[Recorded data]

◆ ◆ ◆ ◆ ◆

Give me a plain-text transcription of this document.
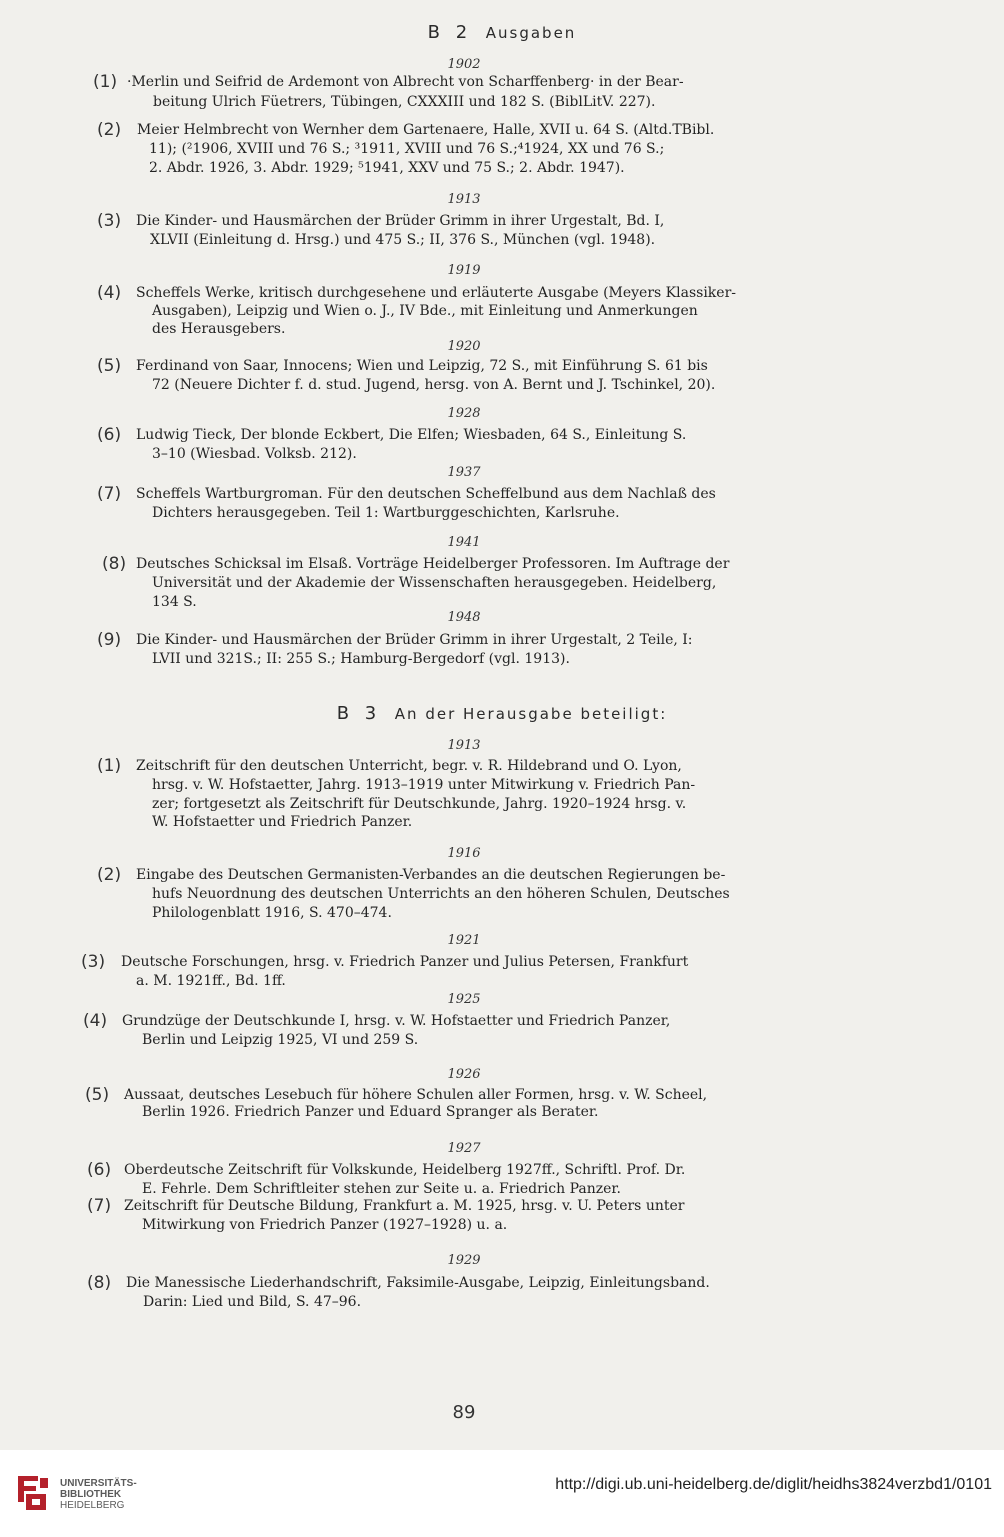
B 2 Ausgaben
1902
(1) ·Merlin und Seifrid de Ardemont von Albrecht von Scharffenberg· in der Bear-
beitung Ulrich Füetrers, Tübingen, CXXXIII und 182 S. (BiblLitV. 227).
(2) Meier Helmbrecht von Wernher dem Gartenaere, Halle, XVII u. 64 S. (Altd.TBibl.
11); (²1906, XVIII und 76 S.; ³1911, XVIII und 76 S.;⁴1924, XX und 76 S.;
2. Abdr. 1926, 3. Abdr. 1929; ⁵1941, XXV und 75 S.; 2. Abdr. 1947).
1913
(3) Die Kinder- und Hausmärchen der Brüder Grimm in ihrer Urgestalt, Bd. I,
XLVII (Einleitung d. Hrsg.) und 475 S.; II, 376 S., München (vgl. 1948).
1919
(4) Scheffels Werke, kritisch durchgesehene und erläuterte Ausgabe (Meyers Klassiker-
Ausgaben), Leipzig und Wien o. J., IV Bde., mit Einleitung und Anmerkungen
des Herausgebers.
1920
(5) Ferdinand von Saar, Innocens; Wien und Leipzig, 72 S., mit Einführung S. 61 bis
72 (Neuere Dichter f. d. stud. Jugend, hersg. von A. Bernt und J. Tschinkel, 20).
1928
(6) Ludwig Tieck, Der blonde Eckbert, Die Elfen; Wiesbaden, 64 S., Einleitung S.
3–10 (Wiesbad. Volksb. 212).
1937
(7) Scheffels Wartburgroman. Für den deutschen Scheffelbund aus dem Nachlaß des
Dichters herausgegeben. Teil 1: Wartburggeschichten, Karlsruhe.
1941
(8) Deutsches Schicksal im Elsaß. Vorträge Heidelberger Professoren. Im Auftrage der
Universität und der Akademie der Wissenschaften herausgegeben. Heidelberg,
134 S.
1948
(9) Die Kinder- und Hausmärchen der Brüder Grimm in ihrer Urgestalt, 2 Teile, I:
LVII und 321S.; II: 255 S.; Hamburg-Bergedorf (vgl. 1913).
B 3 An der Herausgabe beteiligt:
1913
(1) Zeitschrift für den deutschen Unterricht, begr. v. R. Hildebrand und O. Lyon,
hrsg. v. W. Hofstaetter, Jahrg. 1913–1919 unter Mitwirkung v. Friedrich Pan-
zer; fortgesetzt als Zeitschrift für Deutschkunde, Jahrg. 1920–1924 hrsg. v.
W. Hofstaetter und Friedrich Panzer.
1916
(2) Eingabe des Deutschen Germanisten-Verbandes an die deutschen Regierungen be-
hufs Neuordnung des deutschen Unterrichts an den höheren Schulen, Deutsches
Philologenblatt 1916, S. 470–474.
1921
(3) Deutsche Forschungen, hrsg. v. Friedrich Panzer und Julius Petersen, Frankfurt
a. M. 1921ff., Bd. 1ff.
1925
(4) Grundzüge der Deutschkunde I, hrsg. v. W. Hofstaetter und Friedrich Panzer,
Berlin und Leipzig 1925, VI und 259 S.
1926
(5) Aussaat, deutsches Lesebuch für höhere Schulen aller Formen, hrsg. v. W. Scheel,
Berlin 1926. Friedrich Panzer und Eduard Spranger als Berater.
1927
(6) Oberdeutsche Zeitschrift für Volkskunde, Heidelberg 1927ff., Schriftl. Prof. Dr.
E. Fehrle. Dem Schriftleiter stehen zur Seite u. a. Friedrich Panzer.
(7) Zeitschrift für Deutsche Bildung, Frankfurt a. M. 1925, hrsg. v. U. Peters unter
Mitwirkung von Friedrich Panzer (1927–1928) u. a.
1929
(8) Die Manessische Liederhandschrift, Faksimile-Ausgabe, Leipzig, Einleitungsband.
Darin: Lied und Bild, S. 47–96.
89
UNIVERSITÄTS-
BIBLIOTHEK
HEIDELBERG
http://digi.ub.uni-heidelberg.de/diglit/heidhs3824verzbd1/0101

◆ ◆ ◆ ◆ ◆

- **WORK TO DO**
Restate the records above in full, word for word. Keep pictures out.

- **FINAL RESULT**
Give me a plain-text transcription of this document.
B 2 Ausgaben
1902
(1) ·Merlin und Seifrid de Ardemont von Albrecht von Scharffenberg· in der Bear-
beitung Ulrich Füetrers, Tübingen, CXXXIII und 182 S. (BiblLitV. 227).
(2) Meier Helmbrecht von Wernher dem Gartenaere, Halle, XVII u. 64 S. (Altd.TBibl.
11); (²1906, XVIII und 76 S.; ³1911, XVIII und 76 S.;⁴1924, XX und 76 S.;
2. Abdr. 1926, 3. Abdr. 1929; ⁵1941, XXV und 75 S.; 2. Abdr. 1947).
1913
(3) Die Kinder- und Hausmärchen der Brüder Grimm in ihrer Urgestalt, Bd. I,
XLVII (Einleitung d. Hrsg.) und 475 S.; II, 376 S., München (vgl. 1948).
1919
(4) Scheffels Werke, kritisch durchgesehene und erläuterte Ausgabe (Meyers Klassiker-
Ausgaben), Leipzig und Wien o. J., IV Bde., mit Einleitung und Anmerkungen
des Herausgebers.
1920
(5) Ferdinand von Saar, Innocens; Wien und Leipzig, 72 S., mit Einführung S. 61 bis
72 (Neuere Dichter f. d. stud. Jugend, hersg. von A. Bernt und J. Tschinkel, 20).
1928
(6) Ludwig Tieck, Der blonde Eckbert, Die Elfen; Wiesbaden, 64 S., Einleitung S.
3–10 (Wiesbad. Volksb. 212).
1937
(7) Scheffels Wartburgroman. Für den deutschen Scheffelbund aus dem Nachlaß des
Dichters herausgegeben. Teil 1: Wartburggeschichten, Karlsruhe.
1941
(8) Deutsches Schicksal im Elsaß. Vorträge Heidelberger Professoren. Im Auftrage der
Universität und der Akademie der Wissenschaften herausgegeben. Heidelberg,
134 S.
1948
(9) Die Kinder- und Hausmärchen der Brüder Grimm in ihrer Urgestalt, 2 Teile, I:
LVII und 321S.; II: 255 S.; Hamburg-Bergedorf (vgl. 1913).
B 3 An der Herausgabe beteiligt:
1913
(1) Zeitschrift für den deutschen Unterricht, begr. v. R. Hildebrand und O. Lyon,
hrsg. v. W. Hofstaetter, Jahrg. 1913–1919 unter Mitwirkung v. Friedrich Pan-
zer; fortgesetzt als Zeitschrift für Deutschkunde, Jahrg. 1920–1924 hrsg. v.
W. Hofstaetter und Friedrich Panzer.
1916
(2) Eingabe des Deutschen Germanisten-Verbandes an die deutschen Regierungen be-
hufs Neuordnung des deutschen Unterrichts an den höheren Schulen, Deutsches
Philologenblatt 1916, S. 470–474.
1921
(3) Deutsche Forschungen, hrsg. v. Friedrich Panzer und Julius Petersen, Frankfurt
a. M. 1921ff., Bd. 1ff.
1925
(4) Grundzüge der Deutschkunde I, hrsg. v. W. Hofstaetter und Friedrich Panzer,
Berlin und Leipzig 1925, VI und 259 S.
1926
(5) Aussaat, deutsches Lesebuch für höhere Schulen aller Formen, hrsg. v. W. Scheel,
Berlin 1926. Friedrich Panzer und Eduard Spranger als Berater.
1927
(6) Oberdeutsche Zeitschrift für Volkskunde, Heidelberg 1927ff., Schriftl. Prof. Dr.
E. Fehrle. Dem Schriftleiter stehen zur Seite u. a. Friedrich Panzer.
(7) Zeitschrift für Deutsche Bildung, Frankfurt a. M. 1925, hrsg. v. U. Peters unter
Mitwirkung von Friedrich Panzer (1927–1928) u. a.
1929
(8) Die Manessische Liederhandschrift, Faksimile-Ausgabe, Leipzig, Einleitungsband.
Darin: Lied und Bild, S. 47–96.
89
UNIVERSITÄTS-
BIBLIOTHEK
HEIDELBERG
http://digi.ub.uni-heidelberg.de/diglit/heidhs3824verzbd1/0101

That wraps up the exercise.